• **Dataset records**

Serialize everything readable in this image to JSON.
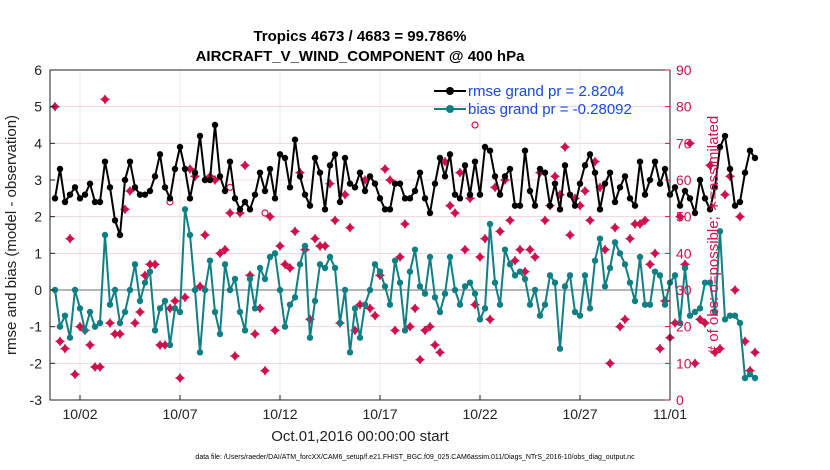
{
  "chart_data": {
    "type": "line",
    "title": "Tropics 4673 / 4683 = 99.786%",
    "subtitle": "AIRCRAFT_V_WIND_COMPONENT @ 400 hPa",
    "xlabel": "Oct.01,2016 00:00:00 start",
    "ylabel": "rmse and bias (model - observation)",
    "y2label": "# of obs: o=possible; ∗=assimilated",
    "footer": "data file: /Users/raeder/DAI/ATM_forcXX/CAM6_setup/f.e21.FHIST_BGC.f09_025.CAM6assim.011/Diags_NTrS_2016-10/obs_diag_output.nc",
    "xlim": [
      0.5,
      31.5
    ],
    "ylim": [
      -3,
      6
    ],
    "y2lim": [
      0,
      90
    ],
    "x_ticks": [
      2,
      7,
      12,
      17,
      22,
      27,
      32
    ],
    "x_tick_labels": [
      "10/02",
      "10/07",
      "10/12",
      "10/17",
      "10/22",
      "10/27",
      "11/01"
    ],
    "y_ticks": [
      -3,
      -2,
      -1,
      0,
      1,
      2,
      3,
      4,
      5,
      6
    ],
    "y_tick_labels": [
      "-3",
      "-2",
      "-1",
      "0",
      "1",
      "2",
      "3",
      "4",
      "5",
      "6"
    ],
    "y2_ticks": [
      0,
      10,
      20,
      30,
      40,
      50,
      60,
      70,
      80,
      90
    ],
    "y2_tick_labels": [
      "0",
      "10",
      "20",
      "30",
      "40",
      "50",
      "60",
      "70",
      "80",
      "90"
    ],
    "x_start": 0.75,
    "x_step": 0.25,
    "series": [
      {
        "name": "rmse grand pr = 2.8204",
        "color": "#000000",
        "values": [
          2.5,
          3.3,
          2.4,
          2.6,
          2.8,
          2.5,
          2.6,
          2.9,
          2.4,
          2.4,
          3.5,
          2.8,
          1.9,
          1.5,
          3.0,
          3.5,
          2.8,
          2.6,
          2.6,
          2.7,
          3.1,
          3.7,
          2.8,
          2.5,
          3.3,
          3.9,
          3.3,
          2.5,
          3.2,
          4.2,
          3.0,
          3.0,
          4.5,
          3.1,
          2.7,
          3.5,
          2.5,
          2.2,
          2.4,
          2.2,
          2.6,
          3.2,
          2.7,
          3.3,
          2.5,
          3.7,
          3.6,
          2.8,
          4.1,
          3.1,
          2.6,
          2.3,
          3.6,
          3.2,
          2.2,
          3.4,
          3.7,
          2.4,
          3.6,
          2.9,
          2.8,
          3.2,
          2.7,
          3.1,
          2.9,
          2.5,
          2.2,
          2.2,
          2.9,
          2.9,
          2.5,
          2.5,
          2.7,
          3.2,
          2.5,
          2.1,
          2.9,
          3.6,
          3.1,
          3.7,
          2.6,
          2.5,
          3.4,
          2.6,
          3.5,
          2.6,
          3.9,
          3.8,
          3.1,
          2.6,
          3.1,
          3.3,
          2.3,
          2.3,
          3.8,
          2.7,
          2.3,
          3.3,
          3.2,
          2.3,
          2.9,
          2.2,
          3.4,
          2.6,
          2.3,
          2.9,
          3.4,
          3.7,
          3.2,
          2.2,
          2.9,
          3.2,
          2.4,
          2.8,
          3.1,
          2.5,
          2.3,
          3.5,
          2.6,
          3.0,
          3.5,
          2.9,
          3.3,
          2.6,
          2.8,
          2.3,
          2.7,
          2.5,
          2.1,
          3.0,
          2.5,
          2.2,
          2.8,
          3.9,
          4.2,
          3.3,
          2.3,
          2.4,
          3.2,
          3.8,
          3.6
        ]
      },
      {
        "name": "bias grand pr = -0.28092",
        "color": "#0f7f84",
        "values": [
          0.0,
          -1.0,
          -0.7,
          -1.3,
          0.0,
          -0.5,
          -1.1,
          -0.6,
          -1.0,
          -0.9,
          1.5,
          -0.4,
          0.0,
          -0.9,
          -0.6,
          0.0,
          0.7,
          -0.3,
          0.2,
          0.5,
          -1.1,
          -0.5,
          -0.3,
          -1.5,
          -0.5,
          -0.6,
          2.2,
          1.5,
          0.0,
          -1.7,
          0.0,
          0.8,
          -0.6,
          -1.2,
          0.7,
          0.0,
          0.3,
          -0.6,
          -1.1,
          0.3,
          -0.5,
          0.6,
          0.3,
          0.9,
          1.0,
          0.0,
          -1.0,
          -0.4,
          -0.2,
          0.7,
          1.2,
          -1.3,
          -0.3,
          0.7,
          0.6,
          0.9,
          0.6,
          -0.9,
          0.0,
          -1.7,
          -0.5,
          -1.3,
          -0.4,
          0.0,
          0.7,
          0.5,
          0.1,
          -0.4,
          0.8,
          0.2,
          -1.1,
          0.5,
          1.1,
          0.1,
          -0.1,
          0.9,
          -0.2,
          -0.6,
          -0.1,
          0.9,
          0.0,
          -0.4,
          0.1,
          0.2,
          -0.1,
          -0.8,
          -0.5,
          1.8,
          0.2,
          -0.4,
          1.1,
          0.7,
          0.4,
          0.5,
          0.3,
          -0.4,
          0.0,
          -0.7,
          -0.4,
          0.4,
          0.2,
          -1.6,
          0.1,
          0.4,
          -0.6,
          -0.7,
          0.4,
          -0.5,
          0.8,
          1.4,
          0.1,
          0.6,
          1.3,
          1.0,
          0.7,
          0.2,
          -0.3,
          0.9,
          -0.4,
          -0.4,
          0.5,
          0.4,
          -0.4,
          0.2,
          0.4,
          -0.9,
          0.6,
          -0.7,
          -0.6,
          -0.5,
          0.2,
          0.2,
          -0.6,
          1.6,
          -0.8,
          -0.7,
          -0.7,
          -0.9,
          -2.4,
          -2.3,
          -2.4
        ]
      }
    ],
    "obs_assimilated": {
      "name": "# of obs assimilated",
      "color": "#d0104c",
      "values": [
        80,
        16,
        14,
        44,
        7,
        20,
        19,
        15,
        9,
        9,
        82,
        21,
        18,
        18,
        52,
        57,
        21,
        24,
        34,
        37,
        37,
        15,
        15,
        25,
        27,
        6,
        28,
        63,
        61,
        31,
        45,
        61,
        60,
        40,
        41,
        51,
        12,
        51,
        64,
        34,
        18,
        25,
        8,
        50,
        19,
        42,
        37,
        36,
        46,
        62,
        41,
        22,
        44,
        42,
        42,
        59,
        49,
        21,
        56,
        47,
        19,
        26,
        60,
        25,
        23,
        34,
        63,
        60,
        19,
        39,
        48,
        20,
        25,
        11,
        19,
        20,
        15,
        13,
        65,
        53,
        51,
        62,
        41,
        55,
        26,
        39,
        44,
        22,
        58,
        46,
        60,
        49,
        38,
        41,
        35,
        41,
        39,
        62,
        49,
        53,
        61,
        56,
        69,
        45,
        55,
        53,
        57,
        49,
        65,
        58,
        41,
        10,
        47,
        20,
        22,
        44,
        48,
        48,
        49,
        37,
        40,
        14,
        27,
        17,
        21,
        50,
        37,
        70,
        10,
        22,
        21,
        64,
        13,
        14,
        56,
        61,
        30,
        50,
        16,
        8,
        13
      ]
    },
    "obs_possible": {
      "name": "# of obs possible",
      "color": "#d0104c",
      "x": [
        6.5,
        9.5,
        11.25,
        21.75
      ],
      "values": [
        54,
        58,
        51,
        75
      ]
    },
    "legend_location": "top-right"
  }
}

• **REQUIRED WORK**
Every record above should come back exactly, but without its pictures.

• **COMPLETE OUTPUT**
Serialize everything readable in this image to JSON.
{
  "chart_data": {
    "type": "line",
    "title": "Tropics 4673 / 4683 = 99.786%",
    "subtitle": "AIRCRAFT_V_WIND_COMPONENT @ 400 hPa",
    "xlabel": "Oct.01,2016 00:00:00 start",
    "ylabel": "rmse and bias (model - observation)",
    "y2label": "# of obs: o=possible; ∗=assimilated",
    "footer": "data file: /Users/raeder/DAI/ATM_forcXX/CAM6_setup/f.e21.FHIST_BGC.f09_025.CAM6assim.011/Diags_NTrS_2016-10/obs_diag_output.nc",
    "xlim": [
      0.5,
      31.5
    ],
    "ylim": [
      -3,
      6
    ],
    "y2lim": [
      0,
      90
    ],
    "x_ticks": [
      2,
      7,
      12,
      17,
      22,
      27,
      32
    ],
    "x_tick_labels": [
      "10/02",
      "10/07",
      "10/12",
      "10/17",
      "10/22",
      "10/27",
      "11/01"
    ],
    "y_ticks": [
      -3,
      -2,
      -1,
      0,
      1,
      2,
      3,
      4,
      5,
      6
    ],
    "y_tick_labels": [
      "-3",
      "-2",
      "-1",
      "0",
      "1",
      "2",
      "3",
      "4",
      "5",
      "6"
    ],
    "y2_ticks": [
      0,
      10,
      20,
      30,
      40,
      50,
      60,
      70,
      80,
      90
    ],
    "y2_tick_labels": [
      "0",
      "10",
      "20",
      "30",
      "40",
      "50",
      "60",
      "70",
      "80",
      "90"
    ],
    "x_start": 0.75,
    "x_step": 0.25,
    "series": [
      {
        "name": "rmse grand pr = 2.8204",
        "color": "#000000",
        "values": [
          2.5,
          3.3,
          2.4,
          2.6,
          2.8,
          2.5,
          2.6,
          2.9,
          2.4,
          2.4,
          3.5,
          2.8,
          1.9,
          1.5,
          3.0,
          3.5,
          2.8,
          2.6,
          2.6,
          2.7,
          3.1,
          3.7,
          2.8,
          2.5,
          3.3,
          3.9,
          3.3,
          2.5,
          3.2,
          4.2,
          3.0,
          3.0,
          4.5,
          3.1,
          2.7,
          3.5,
          2.5,
          2.2,
          2.4,
          2.2,
          2.6,
          3.2,
          2.7,
          3.3,
          2.5,
          3.7,
          3.6,
          2.8,
          4.1,
          3.1,
          2.6,
          2.3,
          3.6,
          3.2,
          2.2,
          3.4,
          3.7,
          2.4,
          3.6,
          2.9,
          2.8,
          3.2,
          2.7,
          3.1,
          2.9,
          2.5,
          2.2,
          2.2,
          2.9,
          2.9,
          2.5,
          2.5,
          2.7,
          3.2,
          2.5,
          2.1,
          2.9,
          3.6,
          3.1,
          3.7,
          2.6,
          2.5,
          3.4,
          2.6,
          3.5,
          2.6,
          3.9,
          3.8,
          3.1,
          2.6,
          3.1,
          3.3,
          2.3,
          2.3,
          3.8,
          2.7,
          2.3,
          3.3,
          3.2,
          2.3,
          2.9,
          2.2,
          3.4,
          2.6,
          2.3,
          2.9,
          3.4,
          3.7,
          3.2,
          2.2,
          2.9,
          3.2,
          2.4,
          2.8,
          3.1,
          2.5,
          2.3,
          3.5,
          2.6,
          3.0,
          3.5,
          2.9,
          3.3,
          2.6,
          2.8,
          2.3,
          2.7,
          2.5,
          2.1,
          3.0,
          2.5,
          2.2,
          2.8,
          3.9,
          4.2,
          3.3,
          2.3,
          2.4,
          3.2,
          3.8,
          3.6
        ]
      },
      {
        "name": "bias grand pr = -0.28092",
        "color": "#0f7f84",
        "values": [
          0.0,
          -1.0,
          -0.7,
          -1.3,
          0.0,
          -0.5,
          -1.1,
          -0.6,
          -1.0,
          -0.9,
          1.5,
          -0.4,
          0.0,
          -0.9,
          -0.6,
          0.0,
          0.7,
          -0.3,
          0.2,
          0.5,
          -1.1,
          -0.5,
          -0.3,
          -1.5,
          -0.5,
          -0.6,
          2.2,
          1.5,
          0.0,
          -1.7,
          0.0,
          0.8,
          -0.6,
          -1.2,
          0.7,
          0.0,
          0.3,
          -0.6,
          -1.1,
          0.3,
          -0.5,
          0.6,
          0.3,
          0.9,
          1.0,
          0.0,
          -1.0,
          -0.4,
          -0.2,
          0.7,
          1.2,
          -1.3,
          -0.3,
          0.7,
          0.6,
          0.9,
          0.6,
          -0.9,
          0.0,
          -1.7,
          -0.5,
          -1.3,
          -0.4,
          0.0,
          0.7,
          0.5,
          0.1,
          -0.4,
          0.8,
          0.2,
          -1.1,
          0.5,
          1.1,
          0.1,
          -0.1,
          0.9,
          -0.2,
          -0.6,
          -0.1,
          0.9,
          0.0,
          -0.4,
          0.1,
          0.2,
          -0.1,
          -0.8,
          -0.5,
          1.8,
          0.2,
          -0.4,
          1.1,
          0.7,
          0.4,
          0.5,
          0.3,
          -0.4,
          0.0,
          -0.7,
          -0.4,
          0.4,
          0.2,
          -1.6,
          0.1,
          0.4,
          -0.6,
          -0.7,
          0.4,
          -0.5,
          0.8,
          1.4,
          0.1,
          0.6,
          1.3,
          1.0,
          0.7,
          0.2,
          -0.3,
          0.9,
          -0.4,
          -0.4,
          0.5,
          0.4,
          -0.4,
          0.2,
          0.4,
          -0.9,
          0.6,
          -0.7,
          -0.6,
          -0.5,
          0.2,
          0.2,
          -0.6,
          1.6,
          -0.8,
          -0.7,
          -0.7,
          -0.9,
          -2.4,
          -2.3,
          -2.4
        ]
      }
    ],
    "obs_assimilated": {
      "name": "# of obs assimilated",
      "color": "#d0104c",
      "values": [
        80,
        16,
        14,
        44,
        7,
        20,
        19,
        15,
        9,
        9,
        82,
        21,
        18,
        18,
        52,
        57,
        21,
        24,
        34,
        37,
        37,
        15,
        15,
        25,
        27,
        6,
        28,
        63,
        61,
        31,
        45,
        61,
        60,
        40,
        41,
        51,
        12,
        51,
        64,
        34,
        18,
        25,
        8,
        50,
        19,
        42,
        37,
        36,
        46,
        62,
        41,
        22,
        44,
        42,
        42,
        59,
        49,
        21,
        56,
        47,
        19,
        26,
        60,
        25,
        23,
        34,
        63,
        60,
        19,
        39,
        48,
        20,
        25,
        11,
        19,
        20,
        15,
        13,
        65,
        53,
        51,
        62,
        41,
        55,
        26,
        39,
        44,
        22,
        58,
        46,
        60,
        49,
        38,
        41,
        35,
        41,
        39,
        62,
        49,
        53,
        61,
        56,
        69,
        45,
        55,
        53,
        57,
        49,
        65,
        58,
        41,
        10,
        47,
        20,
        22,
        44,
        48,
        48,
        49,
        37,
        40,
        14,
        27,
        17,
        21,
        50,
        37,
        70,
        10,
        22,
        21,
        64,
        13,
        14,
        56,
        61,
        30,
        50,
        16,
        8,
        13
      ]
    },
    "obs_possible": {
      "name": "# of obs possible",
      "color": "#d0104c",
      "x": [
        6.5,
        9.5,
        11.25,
        21.75
      ],
      "values": [
        54,
        58,
        51,
        75
      ]
    },
    "legend_location": "top-right"
  }
}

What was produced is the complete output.